-- start MATERIAL PROVIDED --

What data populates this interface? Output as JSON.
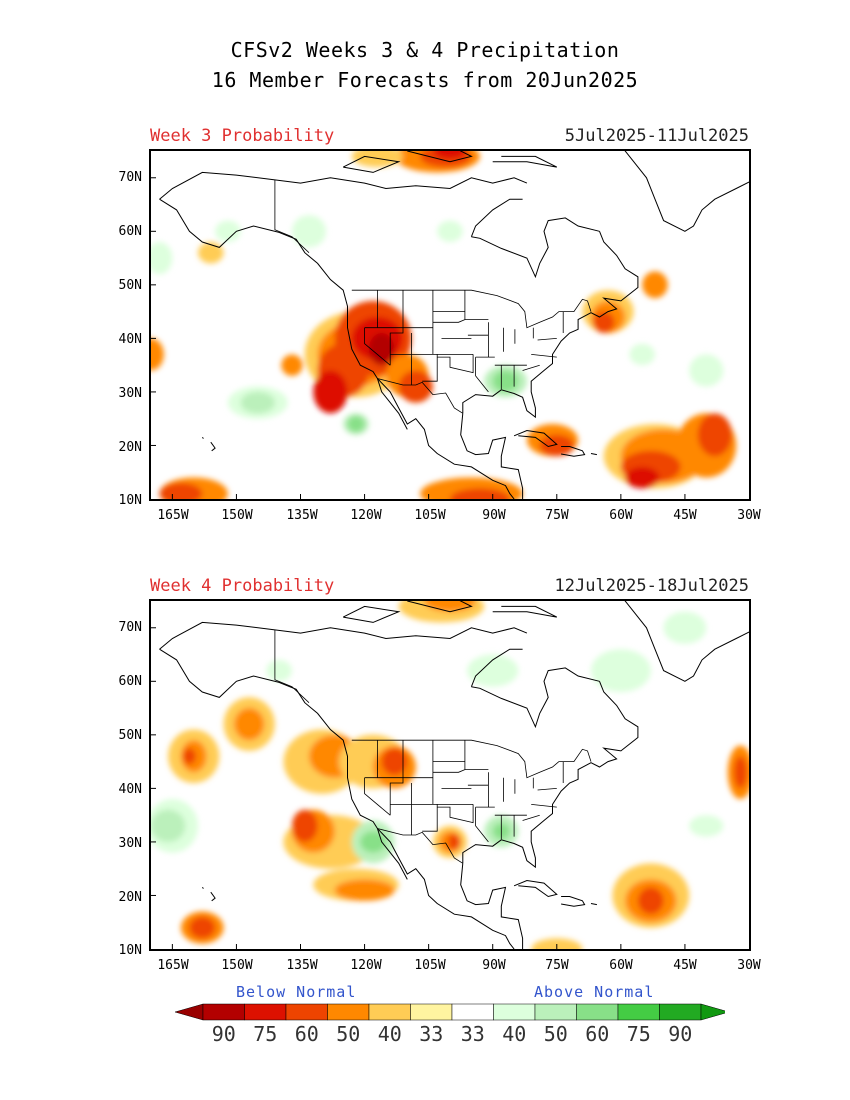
{
  "title": {
    "line1": "CFSv2 Weeks 3 & 4 Precipitation",
    "line2": "16 Member Forecasts from 20Jun2025"
  },
  "panels": [
    {
      "label": "Week 3 Probability",
      "dates": "5Jul2025-11Jul2025"
    },
    {
      "label": "Week 4 Probability",
      "dates": "12Jul2025-18Jul2025"
    }
  ],
  "axes": {
    "lat_labels": [
      "70N",
      "60N",
      "50N",
      "40N",
      "30N",
      "20N",
      "10N"
    ],
    "lon_labels": [
      "165W",
      "150W",
      "135W",
      "120W",
      "105W",
      "90W",
      "75W",
      "60W",
      "45W",
      "30W"
    ]
  },
  "legend": {
    "below_label": "Below Normal",
    "above_label": "Above Normal",
    "values": [
      "90",
      "75",
      "60",
      "50",
      "40",
      "33",
      "33",
      "40",
      "50",
      "60",
      "75",
      "90"
    ],
    "colors": [
      "#b30000",
      "#dd1100",
      "#ee4400",
      "#ff8800",
      "#ffcc55",
      "#fff4a0",
      "#ffffff",
      "#ddffdd",
      "#bbf0bb",
      "#88e088",
      "#44cc44",
      "#22aa22"
    ],
    "arrow_left_color": "#990000",
    "arrow_right_color": "#119911"
  },
  "colors": {
    "panel_label": "#e03030",
    "legend_heading": "#3355cc"
  }
}
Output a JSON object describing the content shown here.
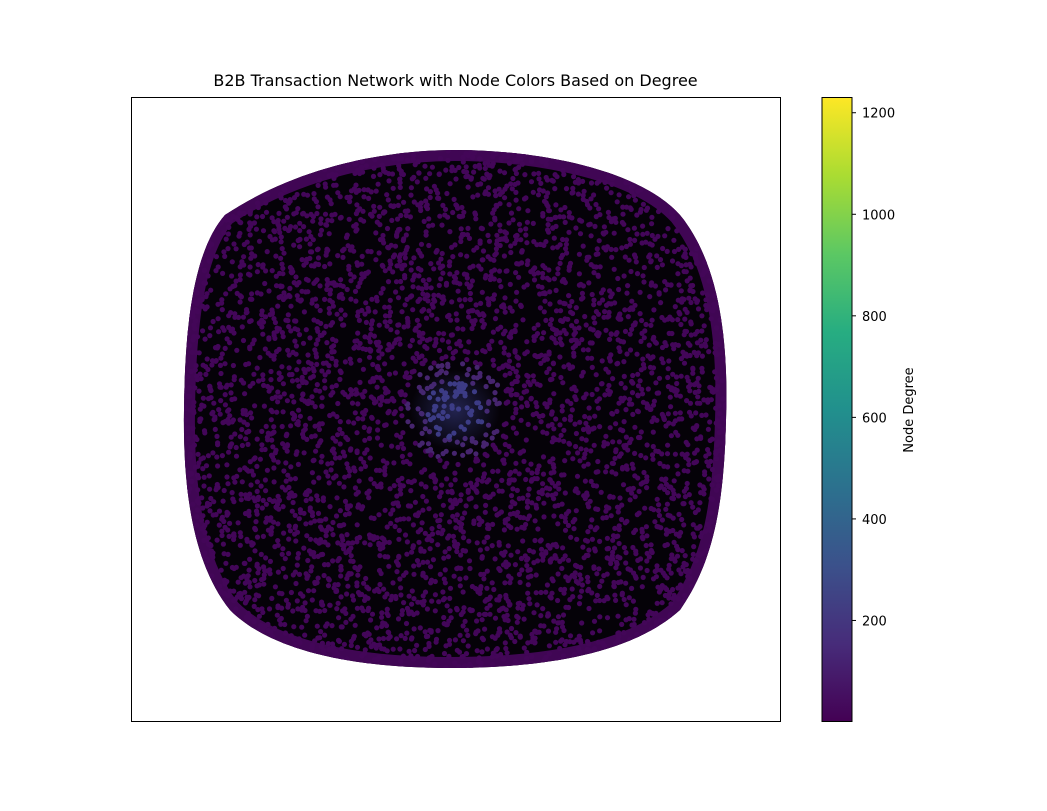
{
  "chart_data": {
    "type": "scatter",
    "title": "B2B Transaction Network with Node Colors Based on Degree",
    "xlabel": "",
    "ylabel": "",
    "description_kind": "network graph rendered as node scatter with edges",
    "node_color_scale": "viridis",
    "colorbar": {
      "label": "Node Degree",
      "range": [
        1,
        1230
      ],
      "ticks": [
        200,
        400,
        600,
        800,
        1000,
        1200
      ],
      "tick_labels": [
        "200",
        "400",
        "600",
        "800",
        "1000",
        "1200"
      ],
      "colors": [
        "#440154",
        "#472c7a",
        "#3b518b",
        "#2c718e",
        "#21908d",
        "#27ad81",
        "#5cc863",
        "#aadc32",
        "#fde725"
      ]
    },
    "node_fill": "#430659",
    "hub_color": "#3b3f8a",
    "edge_color": "#000000",
    "axes_ticks_visible": false,
    "grid": false
  }
}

-- end MATERIAL PROVIDED --

TASK TO COMPLETE
Copy every line of the listing that includes the string "scatter".

RESULT OF THE EXERCISE
    "type": "scatter",
    "description_kind": "network graph rendered as node scatter with edges",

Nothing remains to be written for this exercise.